** Collected data entries **
================
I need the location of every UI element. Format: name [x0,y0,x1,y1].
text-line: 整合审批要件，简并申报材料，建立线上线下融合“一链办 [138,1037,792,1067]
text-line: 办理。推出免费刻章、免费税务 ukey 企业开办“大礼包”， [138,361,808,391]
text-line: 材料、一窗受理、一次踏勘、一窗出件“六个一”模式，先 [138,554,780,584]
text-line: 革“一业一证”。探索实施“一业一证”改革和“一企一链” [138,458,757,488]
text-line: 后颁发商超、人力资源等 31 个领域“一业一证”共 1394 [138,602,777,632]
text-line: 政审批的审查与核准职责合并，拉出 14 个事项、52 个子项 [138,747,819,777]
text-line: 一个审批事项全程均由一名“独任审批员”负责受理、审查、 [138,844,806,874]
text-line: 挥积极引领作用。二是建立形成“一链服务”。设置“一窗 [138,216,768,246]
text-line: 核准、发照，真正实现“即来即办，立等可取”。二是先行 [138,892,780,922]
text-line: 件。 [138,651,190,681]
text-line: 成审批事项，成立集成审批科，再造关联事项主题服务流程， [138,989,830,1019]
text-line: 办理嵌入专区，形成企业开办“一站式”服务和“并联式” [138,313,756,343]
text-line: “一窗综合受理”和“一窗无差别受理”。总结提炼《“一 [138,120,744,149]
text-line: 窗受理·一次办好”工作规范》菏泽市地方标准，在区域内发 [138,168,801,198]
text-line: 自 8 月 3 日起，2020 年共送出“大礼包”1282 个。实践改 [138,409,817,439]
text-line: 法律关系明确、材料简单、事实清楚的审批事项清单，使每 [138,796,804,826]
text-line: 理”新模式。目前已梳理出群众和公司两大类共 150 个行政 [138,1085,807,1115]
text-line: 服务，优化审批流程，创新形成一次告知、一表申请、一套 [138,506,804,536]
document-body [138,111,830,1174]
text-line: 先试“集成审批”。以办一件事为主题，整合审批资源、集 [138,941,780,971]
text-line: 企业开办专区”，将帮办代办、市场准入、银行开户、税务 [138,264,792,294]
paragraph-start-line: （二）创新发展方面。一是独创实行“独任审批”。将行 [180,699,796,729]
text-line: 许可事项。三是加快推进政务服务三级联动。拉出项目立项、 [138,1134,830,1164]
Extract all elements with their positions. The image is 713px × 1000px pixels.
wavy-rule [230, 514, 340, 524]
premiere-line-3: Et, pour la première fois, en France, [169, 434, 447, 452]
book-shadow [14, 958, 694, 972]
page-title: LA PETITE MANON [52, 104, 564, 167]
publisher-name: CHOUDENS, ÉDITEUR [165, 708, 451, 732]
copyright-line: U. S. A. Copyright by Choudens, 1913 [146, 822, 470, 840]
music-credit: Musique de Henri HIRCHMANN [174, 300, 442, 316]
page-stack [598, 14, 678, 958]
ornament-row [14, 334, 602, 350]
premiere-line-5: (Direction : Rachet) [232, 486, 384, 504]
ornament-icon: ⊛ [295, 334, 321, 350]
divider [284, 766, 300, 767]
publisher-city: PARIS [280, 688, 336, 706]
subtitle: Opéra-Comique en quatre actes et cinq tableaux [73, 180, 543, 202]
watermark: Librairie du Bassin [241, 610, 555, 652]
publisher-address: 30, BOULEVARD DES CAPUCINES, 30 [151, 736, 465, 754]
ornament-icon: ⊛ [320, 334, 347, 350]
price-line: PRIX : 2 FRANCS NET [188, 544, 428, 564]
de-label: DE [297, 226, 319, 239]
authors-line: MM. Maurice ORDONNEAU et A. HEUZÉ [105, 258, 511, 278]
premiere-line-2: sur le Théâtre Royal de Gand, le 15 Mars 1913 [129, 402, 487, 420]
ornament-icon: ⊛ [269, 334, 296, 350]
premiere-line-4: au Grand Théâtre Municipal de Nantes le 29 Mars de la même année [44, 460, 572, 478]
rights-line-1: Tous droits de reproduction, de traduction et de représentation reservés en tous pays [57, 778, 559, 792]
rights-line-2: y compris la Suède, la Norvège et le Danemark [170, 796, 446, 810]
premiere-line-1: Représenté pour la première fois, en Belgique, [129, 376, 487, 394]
================
Could you set down every one of the lines above word for word, with nothing changed?

I need the location of every UI element. Format: name [x0,y0,x1,y1].
text-line: 整合审批要件，简并申报材料，建立线上线下融合“一链办 [138,1037,792,1067]
text-line: 办理。推出免费刻章、免费税务 ukey 企业开办“大礼包”， [138,361,808,391]
text-line: 材料、一窗受理、一次踏勘、一窗出件“六个一”模式，先 [138,554,780,584]
text-line: 革“一业一证”。探索实施“一业一证”改革和“一企一链” [138,458,757,488]
text-line: 后颁发商超、人力资源等 31 个领域“一业一证”共 1394 [138,602,777,632]
text-line: 政审批的审查与核准职责合并，拉出 14 个事项、52 个子项 [138,747,819,777]
text-line: 一个审批事项全程均由一名“独任审批员”负责受理、审查、 [138,844,806,874]
text-line: 挥积极引领作用。二是建立形成“一链服务”。设置“一窗 [138,216,768,246]
text-line: 核准、发照，真正实现“即来即办，立等可取”。二是先行 [138,892,780,922]
text-line: 件。 [138,651,190,681]
text-line: 成审批事项，成立集成审批科，再造关联事项主题服务流程， [138,989,830,1019]
text-line: 办理嵌入专区，形成企业开办“一站式”服务和“并联式” [138,313,756,343]
text-line: “一窗综合受理”和“一窗无差别受理”。总结提炼《“一 [138,120,744,149]
text-line: 窗受理·一次办好”工作规范》菏泽市地方标准，在区域内发 [138,168,801,198]
text-line: 自 8 月 3 日起，2020 年共送出“大礼包”1282 个。实践改 [138,409,817,439]
text-line: 法律关系明确、材料简单、事实清楚的审批事项清单，使每 [138,796,804,826]
text-line: 理”新模式。目前已梳理出群众和公司两大类共 150 个行政 [138,1085,807,1115]
text-line: 服务，优化审批流程，创新形成一次告知、一表申请、一套 [138,506,804,536]
document-body [138,111,830,1174]
text-line: 先试“集成审批”。以办一件事为主题，整合审批资源、集 [138,941,780,971]
text-line: 企业开办专区”，将帮办代办、市场准入、银行开户、税务 [138,264,792,294]
paragraph-start-line: （二）创新发展方面。一是独创实行“独任审批”。将行 [180,699,796,729]
text-line: 许可事项。三是加快推进政务服务三级联动。拉出项目立项、 [138,1134,830,1164]
Extract all elements with their positions. The image is 713px × 1000px pixels.
wavy-rule [230, 514, 340, 524]
premiere-line-3: Et, pour la première fois, en France, [169, 434, 447, 452]
book-shadow [14, 958, 694, 972]
page-title: LA PETITE MANON [52, 104, 564, 167]
publisher-name: CHOUDENS, ÉDITEUR [165, 708, 451, 732]
copyright-line: U. S. A. Copyright by Choudens, 1913 [146, 822, 470, 840]
music-credit: Musique de Henri HIRCHMANN [174, 300, 442, 316]
page-stack [598, 14, 678, 958]
ornament-row [14, 334, 602, 350]
premiere-line-5: (Direction : Rachet) [232, 486, 384, 504]
ornament-icon: ⊛ [295, 334, 321, 350]
divider [284, 766, 300, 767]
publisher-city: PARIS [280, 688, 336, 706]
subtitle: Opéra-Comique en quatre actes et cinq tableaux [73, 180, 543, 202]
watermark: Librairie du Bassin [241, 610, 555, 652]
publisher-address: 30, BOULEVARD DES CAPUCINES, 30 [151, 736, 465, 754]
ornament-icon: ⊛ [320, 334, 347, 350]
price-line: PRIX : 2 FRANCS NET [188, 544, 428, 564]
de-label: DE [297, 226, 319, 239]
authors-line: MM. Maurice ORDONNEAU et A. HEUZÉ [105, 258, 511, 278]
premiere-line-2: sur le Théâtre Royal de Gand, le 15 Mars 1913 [129, 402, 487, 420]
ornament-icon: ⊛ [269, 334, 296, 350]
premiere-line-4: au Grand Théâtre Municipal de Nantes le 29 Mars de la même année [44, 460, 572, 478]
rights-line-1: Tous droits de reproduction, de traduction et de représentation reservés en tous pays [57, 778, 559, 792]
rights-line-2: y compris la Suède, la Norvège et le Danemark [170, 796, 446, 810]
premiere-line-1: Représenté pour la première fois, en Belgique, [129, 376, 487, 394]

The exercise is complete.